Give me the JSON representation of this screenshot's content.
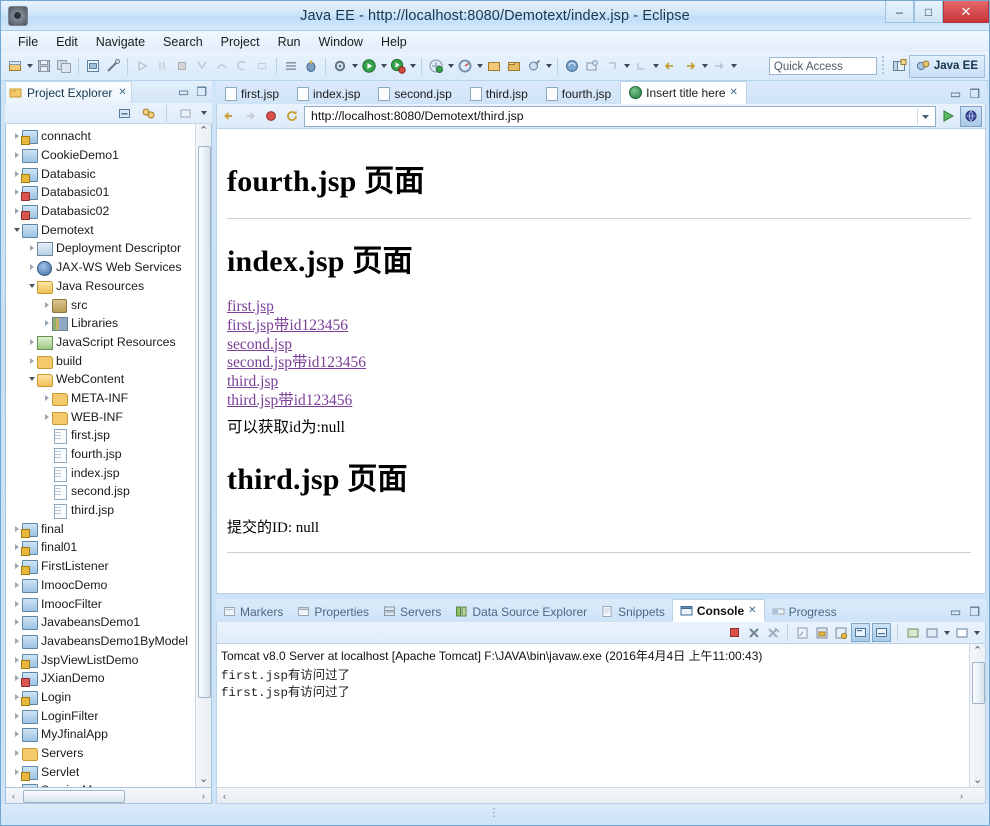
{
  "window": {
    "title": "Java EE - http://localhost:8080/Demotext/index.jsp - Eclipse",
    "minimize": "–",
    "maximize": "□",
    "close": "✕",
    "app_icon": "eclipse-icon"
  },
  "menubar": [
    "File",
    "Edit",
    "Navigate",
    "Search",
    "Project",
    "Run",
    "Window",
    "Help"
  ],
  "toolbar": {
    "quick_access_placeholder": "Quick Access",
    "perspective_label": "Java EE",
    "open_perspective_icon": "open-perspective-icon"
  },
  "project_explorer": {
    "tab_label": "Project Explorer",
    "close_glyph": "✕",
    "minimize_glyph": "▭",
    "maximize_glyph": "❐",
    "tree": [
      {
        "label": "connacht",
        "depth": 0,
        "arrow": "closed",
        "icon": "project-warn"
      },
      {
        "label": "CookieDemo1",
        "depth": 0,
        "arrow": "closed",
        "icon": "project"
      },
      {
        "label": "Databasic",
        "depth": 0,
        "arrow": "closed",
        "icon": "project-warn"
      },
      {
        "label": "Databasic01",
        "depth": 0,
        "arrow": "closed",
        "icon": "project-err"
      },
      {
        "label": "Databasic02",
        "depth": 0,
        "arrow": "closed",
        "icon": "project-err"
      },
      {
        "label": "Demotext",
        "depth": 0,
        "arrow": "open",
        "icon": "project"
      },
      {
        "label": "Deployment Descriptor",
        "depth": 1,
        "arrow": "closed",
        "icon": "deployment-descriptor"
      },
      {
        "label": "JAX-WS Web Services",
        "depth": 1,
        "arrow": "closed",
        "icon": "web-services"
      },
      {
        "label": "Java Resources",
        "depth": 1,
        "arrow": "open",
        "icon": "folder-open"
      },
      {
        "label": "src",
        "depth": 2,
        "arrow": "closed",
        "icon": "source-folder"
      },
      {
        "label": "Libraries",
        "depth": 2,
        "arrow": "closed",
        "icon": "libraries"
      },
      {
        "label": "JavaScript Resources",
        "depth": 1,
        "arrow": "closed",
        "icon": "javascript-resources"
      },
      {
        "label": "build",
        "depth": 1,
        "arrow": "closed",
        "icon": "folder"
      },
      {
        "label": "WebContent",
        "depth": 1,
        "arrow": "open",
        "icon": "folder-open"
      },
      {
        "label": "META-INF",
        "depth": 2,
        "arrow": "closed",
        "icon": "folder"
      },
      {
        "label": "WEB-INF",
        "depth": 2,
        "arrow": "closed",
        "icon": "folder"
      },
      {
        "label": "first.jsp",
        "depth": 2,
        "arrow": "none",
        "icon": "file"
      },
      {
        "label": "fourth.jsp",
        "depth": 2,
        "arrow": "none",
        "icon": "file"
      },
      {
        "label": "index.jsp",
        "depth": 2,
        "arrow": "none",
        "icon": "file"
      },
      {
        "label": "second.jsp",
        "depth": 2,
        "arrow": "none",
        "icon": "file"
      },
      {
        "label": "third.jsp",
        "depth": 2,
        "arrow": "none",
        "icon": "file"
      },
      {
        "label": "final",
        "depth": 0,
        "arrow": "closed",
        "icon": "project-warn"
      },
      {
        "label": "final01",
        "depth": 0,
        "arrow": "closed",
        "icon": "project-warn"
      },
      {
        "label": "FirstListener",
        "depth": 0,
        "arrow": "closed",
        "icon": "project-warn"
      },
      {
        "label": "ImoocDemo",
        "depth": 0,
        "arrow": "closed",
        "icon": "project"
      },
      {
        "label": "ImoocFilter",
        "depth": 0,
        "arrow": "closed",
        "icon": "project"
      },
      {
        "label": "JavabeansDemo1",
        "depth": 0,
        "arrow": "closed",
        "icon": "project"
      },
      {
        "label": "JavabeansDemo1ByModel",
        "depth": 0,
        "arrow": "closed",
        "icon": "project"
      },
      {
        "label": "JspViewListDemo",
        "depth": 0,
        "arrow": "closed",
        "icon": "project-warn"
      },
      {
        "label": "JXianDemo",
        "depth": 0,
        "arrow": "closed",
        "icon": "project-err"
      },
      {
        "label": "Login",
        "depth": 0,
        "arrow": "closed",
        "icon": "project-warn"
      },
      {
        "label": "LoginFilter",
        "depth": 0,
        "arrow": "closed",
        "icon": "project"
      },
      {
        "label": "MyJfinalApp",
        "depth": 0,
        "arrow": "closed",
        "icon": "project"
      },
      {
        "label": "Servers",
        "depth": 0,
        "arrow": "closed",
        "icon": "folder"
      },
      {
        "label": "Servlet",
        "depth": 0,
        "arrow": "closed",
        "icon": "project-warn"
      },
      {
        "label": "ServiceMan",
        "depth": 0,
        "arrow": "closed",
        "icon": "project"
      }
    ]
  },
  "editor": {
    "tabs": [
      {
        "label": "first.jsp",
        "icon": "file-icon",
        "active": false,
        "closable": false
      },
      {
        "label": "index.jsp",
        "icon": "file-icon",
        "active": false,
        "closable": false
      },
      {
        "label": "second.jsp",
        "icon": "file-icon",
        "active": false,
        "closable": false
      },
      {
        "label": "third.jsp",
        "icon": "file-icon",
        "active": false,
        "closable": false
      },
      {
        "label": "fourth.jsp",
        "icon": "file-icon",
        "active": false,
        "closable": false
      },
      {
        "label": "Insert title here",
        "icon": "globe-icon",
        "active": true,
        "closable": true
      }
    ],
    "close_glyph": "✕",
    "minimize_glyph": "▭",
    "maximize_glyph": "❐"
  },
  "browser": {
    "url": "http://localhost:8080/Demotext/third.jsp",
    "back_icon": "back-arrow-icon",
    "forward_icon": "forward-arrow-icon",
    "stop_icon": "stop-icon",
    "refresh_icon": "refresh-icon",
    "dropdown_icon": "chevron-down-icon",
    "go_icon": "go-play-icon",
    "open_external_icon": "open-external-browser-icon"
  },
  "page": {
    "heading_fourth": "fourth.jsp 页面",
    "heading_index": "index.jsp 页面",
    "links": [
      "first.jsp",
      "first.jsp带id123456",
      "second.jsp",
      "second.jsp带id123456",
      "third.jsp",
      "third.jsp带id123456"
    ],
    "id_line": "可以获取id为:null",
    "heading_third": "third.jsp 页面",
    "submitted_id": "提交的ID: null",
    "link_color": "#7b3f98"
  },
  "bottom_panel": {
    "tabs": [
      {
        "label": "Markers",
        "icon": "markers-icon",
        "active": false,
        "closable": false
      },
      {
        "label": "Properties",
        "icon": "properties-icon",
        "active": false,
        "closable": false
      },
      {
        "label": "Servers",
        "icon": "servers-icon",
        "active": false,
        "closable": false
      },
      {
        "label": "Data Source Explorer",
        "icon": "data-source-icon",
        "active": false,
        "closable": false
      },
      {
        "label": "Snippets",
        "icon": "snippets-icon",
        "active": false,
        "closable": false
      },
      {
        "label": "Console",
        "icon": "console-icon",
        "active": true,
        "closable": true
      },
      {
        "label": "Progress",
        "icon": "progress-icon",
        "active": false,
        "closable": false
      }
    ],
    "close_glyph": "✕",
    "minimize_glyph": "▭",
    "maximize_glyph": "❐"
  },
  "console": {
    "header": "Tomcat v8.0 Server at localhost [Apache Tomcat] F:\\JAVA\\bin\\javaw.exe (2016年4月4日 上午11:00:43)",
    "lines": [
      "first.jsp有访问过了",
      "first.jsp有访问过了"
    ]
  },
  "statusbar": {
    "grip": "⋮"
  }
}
-- -- --
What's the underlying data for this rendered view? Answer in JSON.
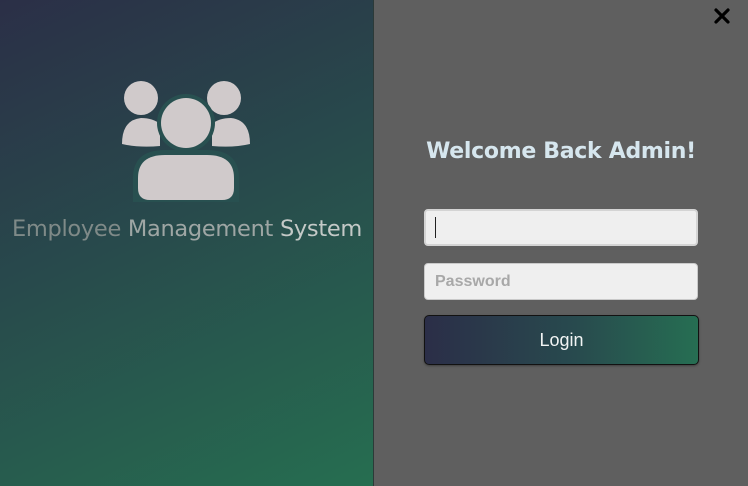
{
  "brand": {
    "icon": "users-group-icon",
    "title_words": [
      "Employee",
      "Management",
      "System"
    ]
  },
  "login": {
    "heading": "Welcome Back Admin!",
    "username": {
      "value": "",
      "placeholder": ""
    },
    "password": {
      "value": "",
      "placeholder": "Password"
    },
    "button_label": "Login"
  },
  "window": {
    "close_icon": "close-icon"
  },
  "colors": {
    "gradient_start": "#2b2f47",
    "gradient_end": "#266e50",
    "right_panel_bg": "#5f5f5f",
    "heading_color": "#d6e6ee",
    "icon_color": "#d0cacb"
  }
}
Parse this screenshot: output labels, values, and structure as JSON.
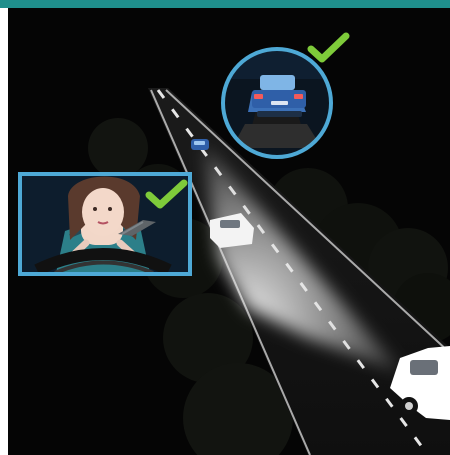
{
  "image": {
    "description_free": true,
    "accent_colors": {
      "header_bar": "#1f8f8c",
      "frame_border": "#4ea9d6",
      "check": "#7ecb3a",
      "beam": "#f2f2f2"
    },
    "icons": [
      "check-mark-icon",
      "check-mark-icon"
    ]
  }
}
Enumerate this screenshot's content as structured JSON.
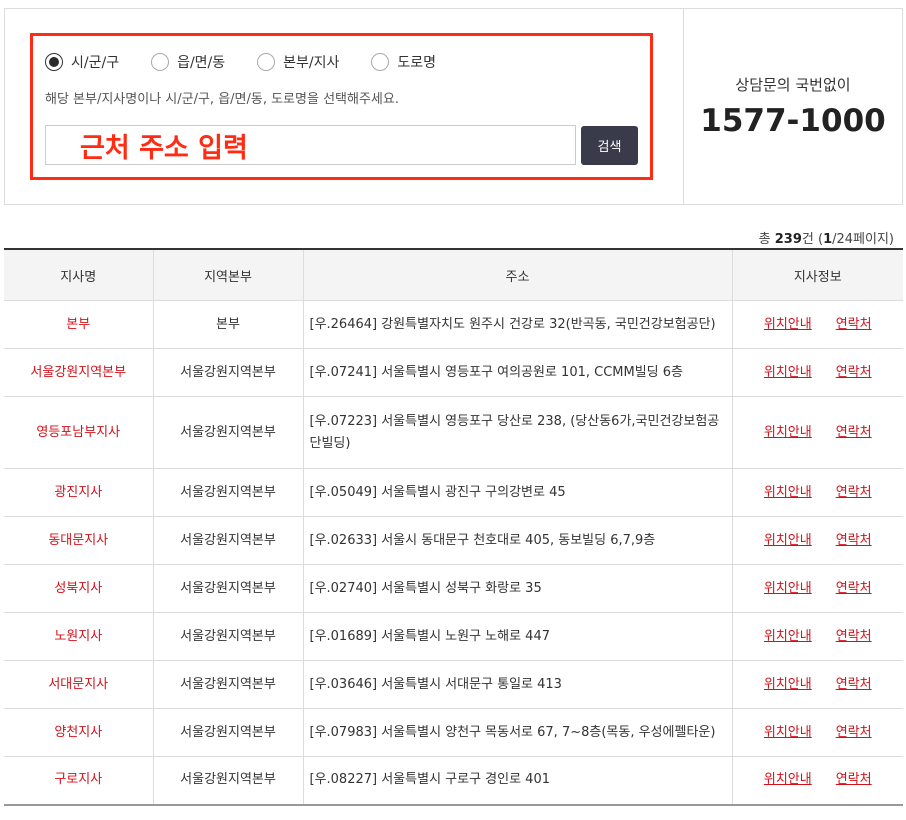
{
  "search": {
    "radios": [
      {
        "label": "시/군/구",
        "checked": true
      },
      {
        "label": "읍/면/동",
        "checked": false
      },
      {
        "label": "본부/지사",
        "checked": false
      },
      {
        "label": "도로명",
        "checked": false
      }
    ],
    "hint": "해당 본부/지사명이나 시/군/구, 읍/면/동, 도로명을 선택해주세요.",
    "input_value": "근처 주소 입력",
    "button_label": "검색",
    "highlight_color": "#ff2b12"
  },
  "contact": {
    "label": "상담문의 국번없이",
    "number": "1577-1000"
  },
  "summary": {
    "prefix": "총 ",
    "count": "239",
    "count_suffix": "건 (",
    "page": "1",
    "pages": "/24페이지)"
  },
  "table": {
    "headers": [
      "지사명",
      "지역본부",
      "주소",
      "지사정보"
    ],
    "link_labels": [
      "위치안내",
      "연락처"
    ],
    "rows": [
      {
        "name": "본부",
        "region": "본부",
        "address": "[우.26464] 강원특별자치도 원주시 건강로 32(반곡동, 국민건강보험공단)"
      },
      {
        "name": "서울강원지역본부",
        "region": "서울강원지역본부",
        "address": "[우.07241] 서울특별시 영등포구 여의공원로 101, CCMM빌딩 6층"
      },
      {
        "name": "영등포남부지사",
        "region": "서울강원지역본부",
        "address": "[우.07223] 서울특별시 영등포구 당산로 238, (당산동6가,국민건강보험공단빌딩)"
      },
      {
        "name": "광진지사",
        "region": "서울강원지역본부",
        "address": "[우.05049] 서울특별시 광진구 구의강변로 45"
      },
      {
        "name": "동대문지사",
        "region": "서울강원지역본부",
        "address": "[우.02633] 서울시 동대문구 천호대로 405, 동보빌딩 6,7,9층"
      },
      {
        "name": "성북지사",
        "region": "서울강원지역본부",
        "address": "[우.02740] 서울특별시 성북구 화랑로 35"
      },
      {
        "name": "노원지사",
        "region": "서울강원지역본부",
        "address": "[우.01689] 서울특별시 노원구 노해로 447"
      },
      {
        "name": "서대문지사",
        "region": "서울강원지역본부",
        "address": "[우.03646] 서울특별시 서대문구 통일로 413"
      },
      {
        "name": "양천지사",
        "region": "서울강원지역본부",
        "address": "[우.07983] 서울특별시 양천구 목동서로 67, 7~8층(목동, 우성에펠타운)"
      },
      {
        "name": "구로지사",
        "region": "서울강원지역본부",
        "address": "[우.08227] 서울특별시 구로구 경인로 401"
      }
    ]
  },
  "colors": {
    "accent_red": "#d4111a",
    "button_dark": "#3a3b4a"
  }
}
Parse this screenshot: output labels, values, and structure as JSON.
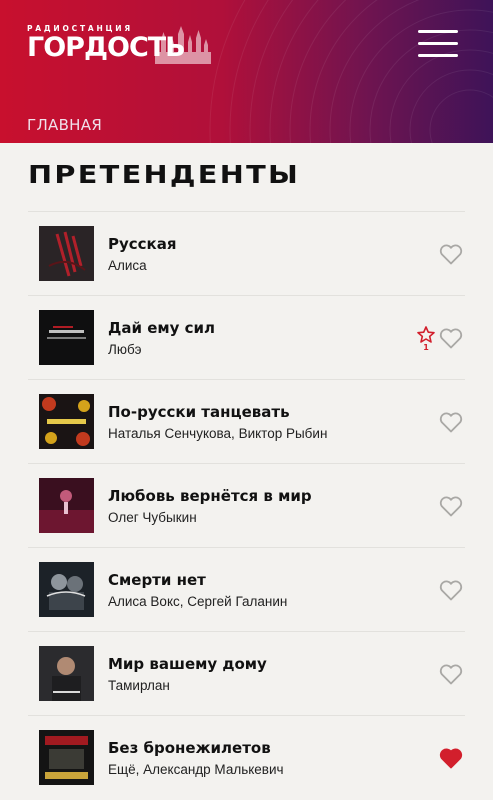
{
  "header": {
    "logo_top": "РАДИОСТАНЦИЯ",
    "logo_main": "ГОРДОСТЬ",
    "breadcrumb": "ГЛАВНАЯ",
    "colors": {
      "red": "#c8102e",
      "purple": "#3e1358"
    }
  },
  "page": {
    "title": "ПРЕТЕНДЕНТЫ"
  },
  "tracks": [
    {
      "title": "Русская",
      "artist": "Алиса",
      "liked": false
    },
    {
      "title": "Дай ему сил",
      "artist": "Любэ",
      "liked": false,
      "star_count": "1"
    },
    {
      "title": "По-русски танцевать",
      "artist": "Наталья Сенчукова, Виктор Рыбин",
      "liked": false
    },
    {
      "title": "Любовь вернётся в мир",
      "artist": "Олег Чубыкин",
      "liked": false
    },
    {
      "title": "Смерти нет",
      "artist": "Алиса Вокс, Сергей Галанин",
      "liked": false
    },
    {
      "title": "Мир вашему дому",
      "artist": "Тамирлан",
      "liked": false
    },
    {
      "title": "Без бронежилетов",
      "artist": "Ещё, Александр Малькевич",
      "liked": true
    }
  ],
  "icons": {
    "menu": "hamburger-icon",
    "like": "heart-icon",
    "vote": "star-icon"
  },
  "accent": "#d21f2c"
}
-- -- --
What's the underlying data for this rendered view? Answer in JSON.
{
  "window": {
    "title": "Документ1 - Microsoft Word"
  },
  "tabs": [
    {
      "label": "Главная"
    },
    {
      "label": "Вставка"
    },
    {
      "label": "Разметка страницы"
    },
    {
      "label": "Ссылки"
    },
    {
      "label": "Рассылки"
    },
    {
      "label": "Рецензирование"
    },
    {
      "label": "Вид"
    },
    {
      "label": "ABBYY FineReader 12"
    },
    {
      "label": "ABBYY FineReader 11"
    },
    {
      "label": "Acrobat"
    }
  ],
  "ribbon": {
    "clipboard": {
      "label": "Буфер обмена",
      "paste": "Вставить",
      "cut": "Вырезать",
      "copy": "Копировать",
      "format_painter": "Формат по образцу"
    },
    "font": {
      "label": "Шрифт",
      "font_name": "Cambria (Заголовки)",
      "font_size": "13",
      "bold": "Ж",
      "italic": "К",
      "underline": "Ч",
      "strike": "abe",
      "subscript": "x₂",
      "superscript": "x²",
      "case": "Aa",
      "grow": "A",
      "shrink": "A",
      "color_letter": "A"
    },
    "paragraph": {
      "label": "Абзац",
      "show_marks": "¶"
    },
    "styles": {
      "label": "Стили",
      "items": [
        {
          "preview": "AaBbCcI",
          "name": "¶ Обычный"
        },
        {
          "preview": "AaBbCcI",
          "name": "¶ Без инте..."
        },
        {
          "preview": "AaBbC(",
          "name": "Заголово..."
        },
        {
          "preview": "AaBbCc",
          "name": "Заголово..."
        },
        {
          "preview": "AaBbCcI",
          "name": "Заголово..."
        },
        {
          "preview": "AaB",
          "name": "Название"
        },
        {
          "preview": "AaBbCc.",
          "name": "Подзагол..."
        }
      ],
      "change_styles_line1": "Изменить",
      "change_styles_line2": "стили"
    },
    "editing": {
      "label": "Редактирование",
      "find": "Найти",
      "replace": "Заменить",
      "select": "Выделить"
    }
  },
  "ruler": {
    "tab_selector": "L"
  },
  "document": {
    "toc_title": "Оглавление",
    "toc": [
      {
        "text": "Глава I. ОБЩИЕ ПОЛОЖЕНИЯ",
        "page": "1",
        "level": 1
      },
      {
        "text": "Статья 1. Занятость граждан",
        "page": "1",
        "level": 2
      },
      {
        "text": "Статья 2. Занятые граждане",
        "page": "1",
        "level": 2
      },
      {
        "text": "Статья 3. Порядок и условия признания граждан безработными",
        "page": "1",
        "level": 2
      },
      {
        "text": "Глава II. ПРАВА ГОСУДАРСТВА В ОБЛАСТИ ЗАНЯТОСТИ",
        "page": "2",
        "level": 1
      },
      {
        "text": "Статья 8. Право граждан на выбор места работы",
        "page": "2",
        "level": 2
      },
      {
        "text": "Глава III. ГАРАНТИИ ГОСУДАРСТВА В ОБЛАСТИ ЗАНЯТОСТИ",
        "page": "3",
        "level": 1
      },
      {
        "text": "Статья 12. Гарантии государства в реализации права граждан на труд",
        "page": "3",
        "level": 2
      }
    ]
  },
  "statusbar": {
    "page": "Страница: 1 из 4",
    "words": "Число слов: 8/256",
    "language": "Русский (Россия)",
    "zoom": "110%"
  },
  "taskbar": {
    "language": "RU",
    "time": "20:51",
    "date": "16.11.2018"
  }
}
-- -- --
→ **What is asked**: In the material above, find the lines that contain "ОБЛАСТИ" and show them.

→ **Answer for the task**:
        "text": "Глава II. ПРАВА ГОСУДАРСТВА В ОБЛАСТИ ЗАНЯТОСТИ",
        "text": "Глава III. ГАРАНТИИ ГОСУДАРСТВА В ОБЛАСТИ ЗАНЯТОСТИ",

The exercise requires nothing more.